Stored data:
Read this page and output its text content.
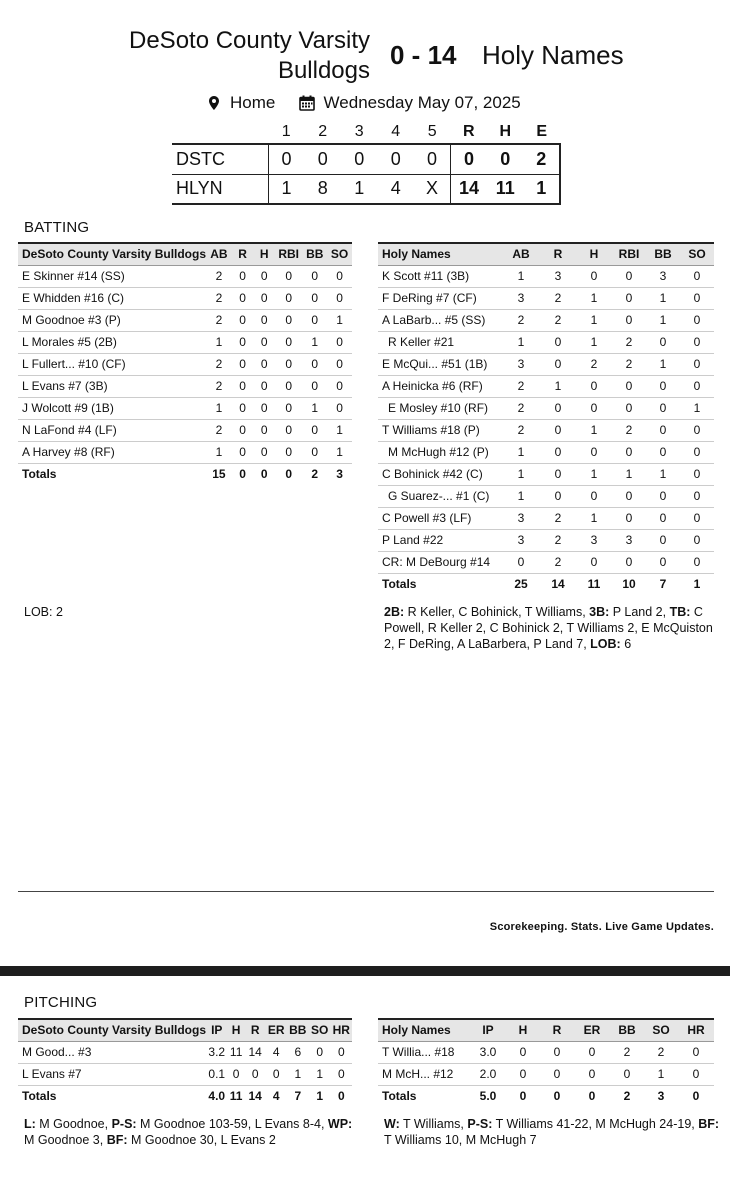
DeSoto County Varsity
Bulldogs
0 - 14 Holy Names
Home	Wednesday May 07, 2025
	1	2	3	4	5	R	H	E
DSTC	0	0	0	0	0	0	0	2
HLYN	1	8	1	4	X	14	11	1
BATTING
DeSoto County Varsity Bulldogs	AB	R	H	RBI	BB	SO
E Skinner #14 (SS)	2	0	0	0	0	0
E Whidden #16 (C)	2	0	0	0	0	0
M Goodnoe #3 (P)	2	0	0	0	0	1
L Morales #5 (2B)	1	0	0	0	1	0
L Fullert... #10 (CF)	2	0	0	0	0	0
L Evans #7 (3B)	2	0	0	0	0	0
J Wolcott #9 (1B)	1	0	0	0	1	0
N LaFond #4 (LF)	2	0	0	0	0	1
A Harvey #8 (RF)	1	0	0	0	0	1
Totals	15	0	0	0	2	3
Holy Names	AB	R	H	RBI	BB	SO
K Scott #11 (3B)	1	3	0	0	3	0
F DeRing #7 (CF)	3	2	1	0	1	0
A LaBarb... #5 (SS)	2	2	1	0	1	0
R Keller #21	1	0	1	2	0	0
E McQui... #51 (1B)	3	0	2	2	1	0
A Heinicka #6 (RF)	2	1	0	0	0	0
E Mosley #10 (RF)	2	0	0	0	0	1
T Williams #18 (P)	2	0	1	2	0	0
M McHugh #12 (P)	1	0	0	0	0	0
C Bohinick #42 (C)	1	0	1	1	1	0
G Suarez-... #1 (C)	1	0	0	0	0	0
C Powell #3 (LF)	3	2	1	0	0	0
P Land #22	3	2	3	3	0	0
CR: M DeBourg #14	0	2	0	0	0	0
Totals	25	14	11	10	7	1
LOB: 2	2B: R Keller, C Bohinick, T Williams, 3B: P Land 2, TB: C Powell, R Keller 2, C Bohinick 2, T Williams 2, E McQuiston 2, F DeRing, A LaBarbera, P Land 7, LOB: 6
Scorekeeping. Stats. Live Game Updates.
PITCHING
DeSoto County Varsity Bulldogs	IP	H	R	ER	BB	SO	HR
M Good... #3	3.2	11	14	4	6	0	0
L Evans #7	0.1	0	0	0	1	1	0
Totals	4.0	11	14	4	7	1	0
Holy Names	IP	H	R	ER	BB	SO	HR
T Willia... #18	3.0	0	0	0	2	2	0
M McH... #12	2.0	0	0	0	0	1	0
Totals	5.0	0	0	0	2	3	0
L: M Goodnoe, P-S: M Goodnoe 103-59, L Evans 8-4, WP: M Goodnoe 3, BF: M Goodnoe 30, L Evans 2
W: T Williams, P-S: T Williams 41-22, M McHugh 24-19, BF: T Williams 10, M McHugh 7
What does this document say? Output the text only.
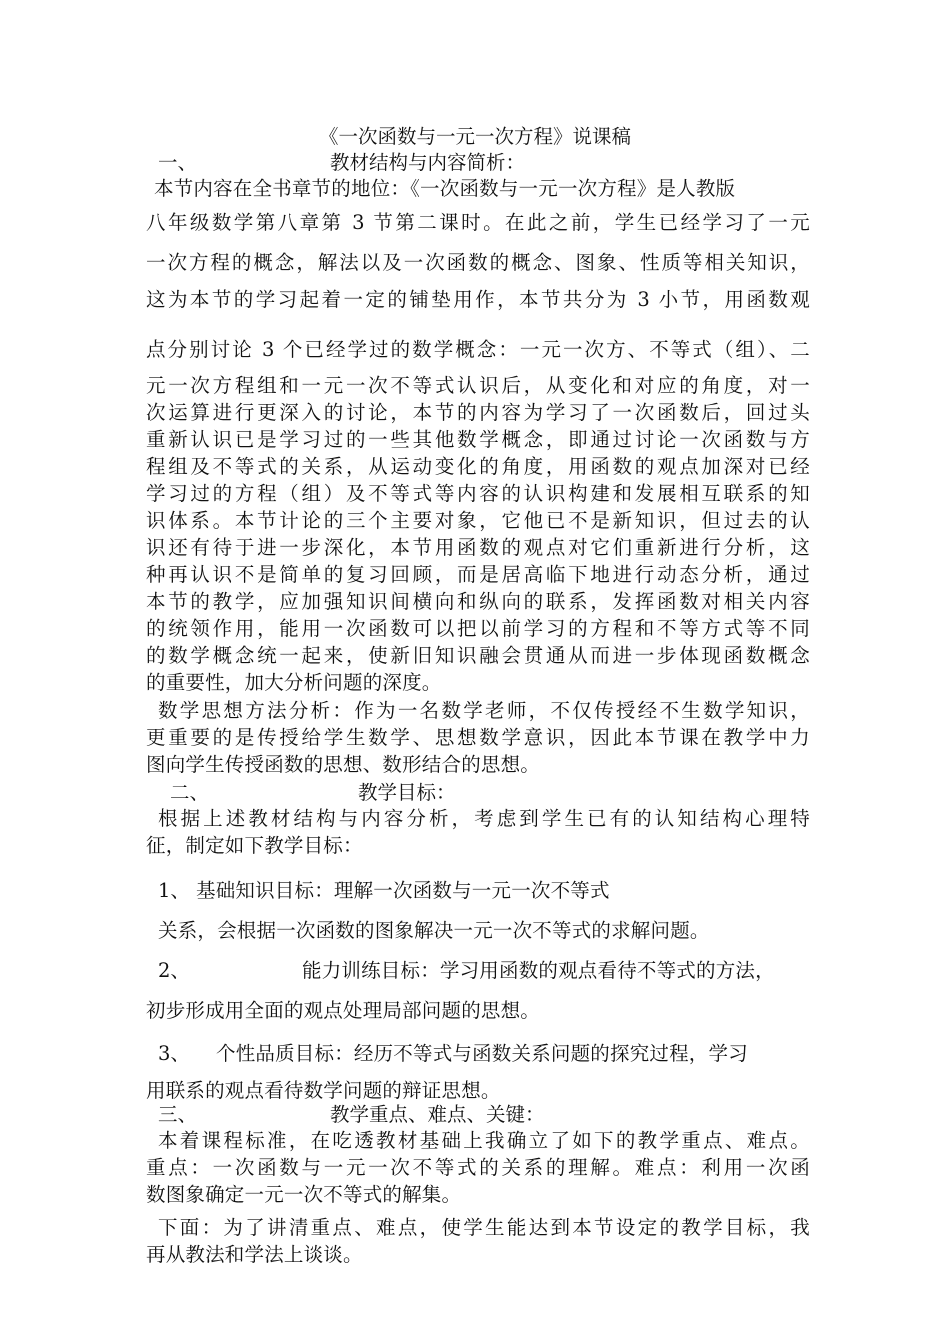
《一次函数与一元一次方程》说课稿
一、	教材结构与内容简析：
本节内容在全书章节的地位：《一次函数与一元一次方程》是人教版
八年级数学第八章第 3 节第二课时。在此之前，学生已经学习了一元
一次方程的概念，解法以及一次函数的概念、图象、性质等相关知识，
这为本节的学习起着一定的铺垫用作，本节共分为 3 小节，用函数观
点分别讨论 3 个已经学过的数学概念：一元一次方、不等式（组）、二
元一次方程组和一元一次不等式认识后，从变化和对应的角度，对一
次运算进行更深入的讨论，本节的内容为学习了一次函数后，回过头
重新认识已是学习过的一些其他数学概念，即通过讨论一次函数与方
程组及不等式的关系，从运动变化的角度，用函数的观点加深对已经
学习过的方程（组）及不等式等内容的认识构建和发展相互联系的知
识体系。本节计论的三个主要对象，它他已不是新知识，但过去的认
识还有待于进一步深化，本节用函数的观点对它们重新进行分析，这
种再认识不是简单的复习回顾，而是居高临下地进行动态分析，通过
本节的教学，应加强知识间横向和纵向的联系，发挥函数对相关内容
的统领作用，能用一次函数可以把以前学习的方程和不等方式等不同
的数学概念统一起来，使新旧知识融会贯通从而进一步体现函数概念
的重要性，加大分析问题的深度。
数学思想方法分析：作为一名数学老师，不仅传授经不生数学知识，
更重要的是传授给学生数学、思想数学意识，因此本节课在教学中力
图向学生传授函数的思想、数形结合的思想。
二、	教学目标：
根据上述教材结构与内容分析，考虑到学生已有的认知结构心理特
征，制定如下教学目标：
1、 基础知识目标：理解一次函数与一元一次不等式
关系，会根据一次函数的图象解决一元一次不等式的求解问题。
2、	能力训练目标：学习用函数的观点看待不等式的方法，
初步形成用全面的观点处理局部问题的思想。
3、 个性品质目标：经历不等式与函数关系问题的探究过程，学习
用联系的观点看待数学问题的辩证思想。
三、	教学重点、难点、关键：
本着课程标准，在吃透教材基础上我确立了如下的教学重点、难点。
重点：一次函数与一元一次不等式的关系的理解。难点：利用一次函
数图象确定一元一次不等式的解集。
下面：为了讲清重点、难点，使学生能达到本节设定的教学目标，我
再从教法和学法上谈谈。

Task description:
Search the listing for the word "DeRing" and return each line that holds it.

Written response:
F DeRing #7 (CF)	3	2	1	0	1	0
LOB: 2	2B: R Keller, C Bohinick, T Williams, 3B: P Land 2, TB: C Powell, R Keller 2, C Bohinick 2, T Williams 2, E McQuiston 2, F DeRing, A LaBarbera, P Land 7, LOB: 6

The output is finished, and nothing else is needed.